_Aim of the exercise_
Write out each line exactly as it stands, please.

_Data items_
★ ★ ★
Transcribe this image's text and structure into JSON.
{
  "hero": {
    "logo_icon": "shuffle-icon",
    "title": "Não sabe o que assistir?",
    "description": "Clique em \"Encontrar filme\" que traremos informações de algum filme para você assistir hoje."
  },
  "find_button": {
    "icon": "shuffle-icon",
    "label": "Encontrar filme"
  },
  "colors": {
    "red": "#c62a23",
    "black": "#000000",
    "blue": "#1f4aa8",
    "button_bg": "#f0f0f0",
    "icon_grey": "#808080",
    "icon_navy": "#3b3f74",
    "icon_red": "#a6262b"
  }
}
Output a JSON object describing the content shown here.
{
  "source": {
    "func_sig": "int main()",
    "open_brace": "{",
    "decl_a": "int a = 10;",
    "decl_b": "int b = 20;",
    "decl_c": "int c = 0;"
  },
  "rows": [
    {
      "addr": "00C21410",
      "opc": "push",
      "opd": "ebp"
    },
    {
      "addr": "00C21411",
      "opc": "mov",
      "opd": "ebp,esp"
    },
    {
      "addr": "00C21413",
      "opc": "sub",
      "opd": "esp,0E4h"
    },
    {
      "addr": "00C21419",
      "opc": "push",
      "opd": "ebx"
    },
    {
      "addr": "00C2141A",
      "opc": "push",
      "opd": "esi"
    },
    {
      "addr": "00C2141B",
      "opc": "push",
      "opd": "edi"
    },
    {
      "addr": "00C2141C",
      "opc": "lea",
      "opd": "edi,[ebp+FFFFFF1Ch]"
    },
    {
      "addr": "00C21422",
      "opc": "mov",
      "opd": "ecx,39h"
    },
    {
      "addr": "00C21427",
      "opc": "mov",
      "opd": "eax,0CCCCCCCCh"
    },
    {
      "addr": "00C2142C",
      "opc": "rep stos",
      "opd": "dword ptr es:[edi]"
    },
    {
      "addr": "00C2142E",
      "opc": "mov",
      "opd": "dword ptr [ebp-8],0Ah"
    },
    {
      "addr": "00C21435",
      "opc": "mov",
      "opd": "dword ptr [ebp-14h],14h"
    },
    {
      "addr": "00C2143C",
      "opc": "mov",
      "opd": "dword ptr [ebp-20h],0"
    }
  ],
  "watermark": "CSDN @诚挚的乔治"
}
★ ★ ★
_Task output_
Transcribe this image's text and structure into JSON.
{
  "hero": {
    "logo_icon": "shuffle-icon",
    "title": "Não sabe o que assistir?",
    "description": "Clique em \"Encontrar filme\" que traremos informações de algum filme para você assistir hoje."
  },
  "find_button": {
    "icon": "shuffle-icon",
    "label": "Encontrar filme"
  },
  "colors": {
    "red": "#c62a23",
    "black": "#000000",
    "blue": "#1f4aa8",
    "button_bg": "#f0f0f0",
    "icon_grey": "#808080",
    "icon_navy": "#3b3f74",
    "icon_red": "#a6262b"
  }
}
Output a JSON object describing the content shown here.
{
  "source": {
    "func_sig": "int main()",
    "open_brace": "{",
    "decl_a": "int a = 10;",
    "decl_b": "int b = 20;",
    "decl_c": "int c = 0;"
  },
  "rows": [
    {
      "addr": "00C21410",
      "opc": "push",
      "opd": "ebp"
    },
    {
      "addr": "00C21411",
      "opc": "mov",
      "opd": "ebp,esp"
    },
    {
      "addr": "00C21413",
      "opc": "sub",
      "opd": "esp,0E4h"
    },
    {
      "addr": "00C21419",
      "opc": "push",
      "opd": "ebx"
    },
    {
      "addr": "00C2141A",
      "opc": "push",
      "opd": "esi"
    },
    {
      "addr": "00C2141B",
      "opc": "push",
      "opd": "edi"
    },
    {
      "addr": "00C2141C",
      "opc": "lea",
      "opd": "edi,[ebp+FFFFFF1Ch]"
    },
    {
      "addr": "00C21422",
      "opc": "mov",
      "opd": "ecx,39h"
    },
    {
      "addr": "00C21427",
      "opc": "mov",
      "opd": "eax,0CCCCCCCCh"
    },
    {
      "addr": "00C2142C",
      "opc": "rep stos",
      "opd": "dword ptr es:[edi]"
    },
    {
      "addr": "00C2142E",
      "opc": "mov",
      "opd": "dword ptr [ebp-8],0Ah"
    },
    {
      "addr": "00C21435",
      "opc": "mov",
      "opd": "dword ptr [ebp-14h],14h"
    },
    {
      "addr": "00C2143C",
      "opc": "mov",
      "opd": "dword ptr [ebp-20h],0"
    }
  ],
  "watermark": "CSDN @诚挚的乔治"
}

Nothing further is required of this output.